▸ GOAL
Without the pictures, can you quote each line below exactly?

▸ STORED DATA
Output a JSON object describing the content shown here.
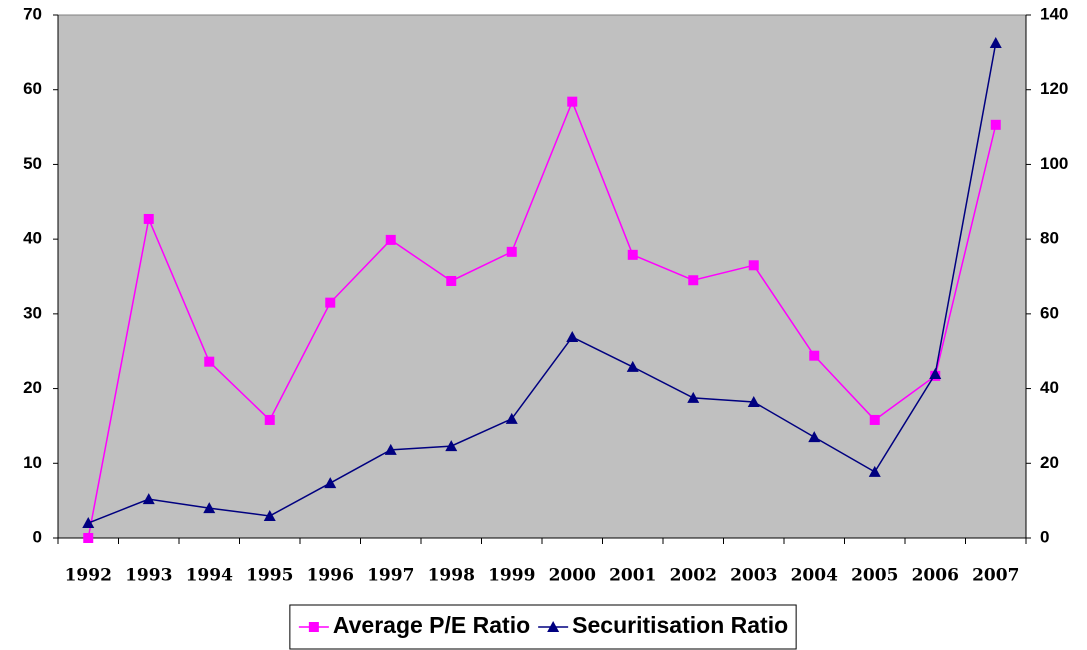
{
  "chart_data": {
    "type": "line",
    "categories": [
      "1992",
      "1993",
      "1994",
      "1995",
      "1996",
      "1997",
      "1998",
      "1999",
      "2000",
      "2001",
      "2002",
      "2003",
      "2004",
      "2005",
      "2006",
      "2007"
    ],
    "series": [
      {
        "name": "Average P/E Ratio",
        "color": "#ff00ff",
        "marker": "square",
        "values": [
          0,
          42.7,
          23.6,
          15.8,
          31.5,
          39.9,
          34.4,
          38.3,
          58.4,
          37.9,
          34.5,
          36.5,
          24.4,
          15.8,
          21.7,
          55.3
        ]
      },
      {
        "name": "Securitisation Ratio",
        "color": "#000080",
        "marker": "triangle",
        "axis": "y2",
        "values": [
          4,
          10.4,
          8,
          5.9,
          14.7,
          23.6,
          24.6,
          31.9,
          53.8,
          45.8,
          37.5,
          36.4,
          27,
          17.7,
          43.9,
          132.5
        ]
      }
    ],
    "ylim": [
      0,
      70
    ],
    "yticks": [
      0,
      10,
      20,
      30,
      40,
      50,
      60,
      70
    ],
    "y2lim": [
      0,
      140
    ],
    "y2ticks": [
      0,
      20,
      40,
      60,
      80,
      100,
      120,
      140
    ],
    "plot_background": "#c0c0c0"
  }
}
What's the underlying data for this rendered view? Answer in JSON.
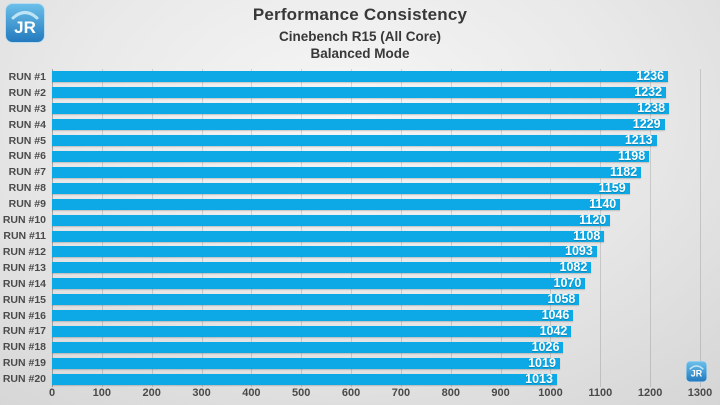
{
  "brand": {
    "logo_text": "JR"
  },
  "header": {
    "title": "Performance Consistency",
    "subtitle1": "Cinebench R15 (All Core)",
    "subtitle2": "Balanced Mode"
  },
  "colors": {
    "bar": "#0da9e6",
    "value_text": "#ffffff",
    "run_label_text": "#4a4a4a",
    "axis_label_text": "#4a4a4a",
    "title_text": "#383838",
    "logo_gradient_top": "#6cc0ea",
    "logo_gradient_bottom": "#2279bd"
  },
  "chart_data": {
    "type": "bar",
    "orientation": "horizontal",
    "title": "Performance Consistency",
    "subtitle": [
      "Cinebench R15 (All Core)",
      "Balanced Mode"
    ],
    "categories": [
      "RUN #1",
      "RUN #2",
      "RUN #3",
      "RUN #4",
      "RUN #5",
      "RUN #6",
      "RUN #7",
      "RUN #8",
      "RUN #9",
      "RUN #10",
      "RUN #11",
      "RUN #12",
      "RUN #13",
      "RUN #14",
      "RUN #15",
      "RUN #16",
      "RUN #17",
      "RUN #18",
      "RUN #19",
      "RUN #20"
    ],
    "values": [
      1236,
      1232,
      1238,
      1229,
      1213,
      1198,
      1182,
      1159,
      1140,
      1120,
      1108,
      1093,
      1082,
      1070,
      1058,
      1046,
      1042,
      1026,
      1019,
      1013
    ],
    "xlabel": "",
    "ylabel": "",
    "xlim": [
      0,
      1300
    ],
    "x_ticks": [
      0,
      100,
      200,
      300,
      400,
      500,
      600,
      700,
      800,
      900,
      1000,
      1100,
      1200,
      1300
    ],
    "grid": true,
    "legend": false,
    "value_labels": "inside-end"
  }
}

▸ FINISHED TASK
Output a JSON object describing the content shown here.
{
  "chart_data": {
    "type": "line",
    "categories": [
      "1992",
      "1993",
      "1994",
      "1995",
      "1996",
      "1997",
      "1998",
      "1999",
      "2000",
      "2001",
      "2002",
      "2003",
      "2004",
      "2005",
      "2006",
      "2007"
    ],
    "series": [
      {
        "name": "Average P/E Ratio",
        "color": "#ff00ff",
        "marker": "square",
        "values": [
          0,
          42.7,
          23.6,
          15.8,
          31.5,
          39.9,
          34.4,
          38.3,
          58.4,
          37.9,
          34.5,
          36.5,
          24.4,
          15.8,
          21.7,
          55.3
        ]
      },
      {
        "name": "Securitisation Ratio",
        "color": "#000080",
        "marker": "triangle",
        "axis": "y2",
        "values": [
          4,
          10.4,
          8,
          5.9,
          14.7,
          23.6,
          24.6,
          31.9,
          53.8,
          45.8,
          37.5,
          36.4,
          27,
          17.7,
          43.9,
          132.5
        ]
      }
    ],
    "ylim": [
      0,
      70
    ],
    "yticks": [
      0,
      10,
      20,
      30,
      40,
      50,
      60,
      70
    ],
    "y2lim": [
      0,
      140
    ],
    "y2ticks": [
      0,
      20,
      40,
      60,
      80,
      100,
      120,
      140
    ],
    "plot_background": "#c0c0c0"
  }
}
What's the underlying data for this rendered view? Answer in JSON.
{
  "brand": {
    "logo_text": "JR"
  },
  "header": {
    "title": "Performance Consistency",
    "subtitle1": "Cinebench R15 (All Core)",
    "subtitle2": "Balanced Mode"
  },
  "colors": {
    "bar": "#0da9e6",
    "value_text": "#ffffff",
    "run_label_text": "#4a4a4a",
    "axis_label_text": "#4a4a4a",
    "title_text": "#383838",
    "logo_gradient_top": "#6cc0ea",
    "logo_gradient_bottom": "#2279bd"
  },
  "chart_data": {
    "type": "bar",
    "orientation": "horizontal",
    "title": "Performance Consistency",
    "subtitle": [
      "Cinebench R15 (All Core)",
      "Balanced Mode"
    ],
    "categories": [
      "RUN #1",
      "RUN #2",
      "RUN #3",
      "RUN #4",
      "RUN #5",
      "RUN #6",
      "RUN #7",
      "RUN #8",
      "RUN #9",
      "RUN #10",
      "RUN #11",
      "RUN #12",
      "RUN #13",
      "RUN #14",
      "RUN #15",
      "RUN #16",
      "RUN #17",
      "RUN #18",
      "RUN #19",
      "RUN #20"
    ],
    "values": [
      1236,
      1232,
      1238,
      1229,
      1213,
      1198,
      1182,
      1159,
      1140,
      1120,
      1108,
      1093,
      1082,
      1070,
      1058,
      1046,
      1042,
      1026,
      1019,
      1013
    ],
    "xlabel": "",
    "ylabel": "",
    "xlim": [
      0,
      1300
    ],
    "x_ticks": [
      0,
      100,
      200,
      300,
      400,
      500,
      600,
      700,
      800,
      900,
      1000,
      1100,
      1200,
      1300
    ],
    "grid": true,
    "legend": false,
    "value_labels": "inside-end"
  }
}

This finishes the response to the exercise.